* [Problem details]: All of the material should be reproduced exactly, with pictures left out.

Saved entries:
------

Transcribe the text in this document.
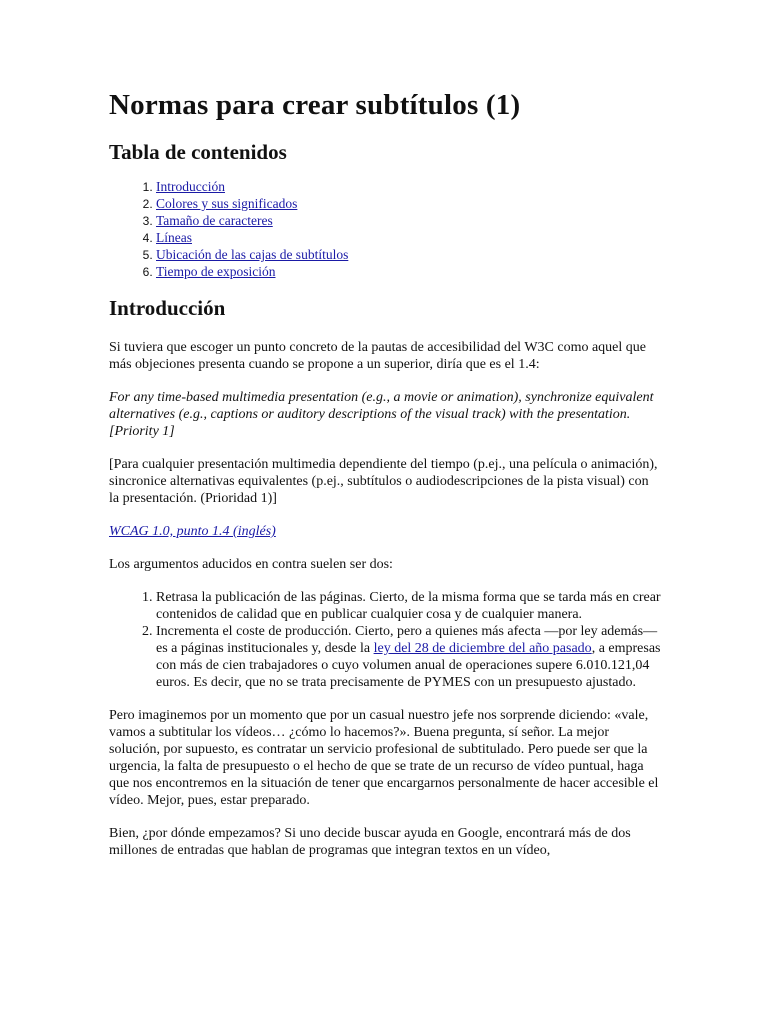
Normas para crear subtítulos (1)
Tabla de contenidos
1. Introducción
2. Colores y sus significados
3. Tamaño de caracteres
4. Líneas
5. Ubicación de las cajas de subtítulos
6. Tiempo de exposición
Introducción

Si tuviera que escoger un punto concreto de la pautas de accesibilidad del W3C como aquel que más objeciones presenta cuando se propone a un superior, diría que es el 1.4:

For any time-based multimedia presentation (e.g., a movie or animation), synchronize equivalent alternatives (e.g., captions or auditory descriptions of the visual track) with the presentation. [Priority 1]

[Para cualquier presentación multimedia dependiente del tiempo (p.ej., una película o animación), sincronice alternativas equivalentes (p.ej., subtítulos o audiodescripciones de la pista visual) con la presentación. (Prioridad 1)]

WCAG 1.0, punto 1.4 (inglés)

Los argumentos aducidos en contra suelen ser dos:

1. Retrasa la publicación de las páginas. Cierto, de la misma forma que se tarda más en crear contenidos de calidad que en publicar cualquier cosa y de cualquier manera.
2. Incrementa el coste de producción. Cierto, pero a quienes más afecta —por ley además— es a páginas institucionales y, desde la ley del 28 de diciembre del año pasado, a empresas con más de cien trabajadores o cuyo volumen anual de operaciones supere 6.010.121,04 euros. Es decir, que no se trata precisamente de PYMES con un presupuesto ajustado.

Pero imaginemos por un momento que por un casual nuestro jefe nos sorprende diciendo: «vale, vamos a subtitular los vídeos… ¿cómo lo hacemos?». Buena pregunta, sí señor. La mejor solución, por supuesto, es contratar un servicio profesional de subtitulado. Pero puede ser que la urgencia, la falta de presupuesto o el hecho de que se trate de un recurso de vídeo puntual, haga que nos encontremos en la situación de tener que encargarnos personalmente de hacer accesible el vídeo. Mejor, pues, estar preparado.

Bien, ¿por dónde empezamos? Si uno decide buscar ayuda en Google, encontrará más de dos millones de entradas que hablan de programas que integran textos en un vídeo,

------

* [Finished exercise]:
Transcribe the text in this document.
Normas para crear subtítulos (1)
Tabla de contenidos
1. Introducción
2. Colores y sus significados
3. Tamaño de caracteres
4. Líneas
5. Ubicación de las cajas de subtítulos
6. Tiempo de exposición
Introducción

Si tuviera que escoger un punto concreto de la pautas de accesibilidad del W3C como aquel que más objeciones presenta cuando se propone a un superior, diría que es el 1.4:

For any time-based multimedia presentation (e.g., a movie or animation), synchronize equivalent alternatives (e.g., captions or auditory descriptions of the visual track) with the presentation. [Priority 1]

[Para cualquier presentación multimedia dependiente del tiempo (p.ej., una película o animación), sincronice alternativas equivalentes (p.ej., subtítulos o audiodescripciones de la pista visual) con la presentación. (Prioridad 1)]

WCAG 1.0, punto 1.4 (inglés)

Los argumentos aducidos en contra suelen ser dos:

1. Retrasa la publicación de las páginas. Cierto, de la misma forma que se tarda más en crear contenidos de calidad que en publicar cualquier cosa y de cualquier manera.
2. Incrementa el coste de producción. Cierto, pero a quienes más afecta —por ley además— es a páginas institucionales y, desde la ley del 28 de diciembre del año pasado, a empresas con más de cien trabajadores o cuyo volumen anual de operaciones supere 6.010.121,04 euros. Es decir, que no se trata precisamente de PYMES con un presupuesto ajustado.

Pero imaginemos por un momento que por un casual nuestro jefe nos sorprende diciendo: «vale, vamos a subtitular los vídeos… ¿cómo lo hacemos?». Buena pregunta, sí señor. La mejor solución, por supuesto, es contratar un servicio profesional de subtitulado. Pero puede ser que la urgencia, la falta de presupuesto o el hecho de que se trate de un recurso de vídeo puntual, haga que nos encontremos en la situación de tener que encargarnos personalmente de hacer accesible el vídeo. Mejor, pues, estar preparado.

Bien, ¿por dónde empezamos? Si uno decide buscar ayuda en Google, encontrará más de dos millones de entradas que hablan de programas que integran textos en un vídeo,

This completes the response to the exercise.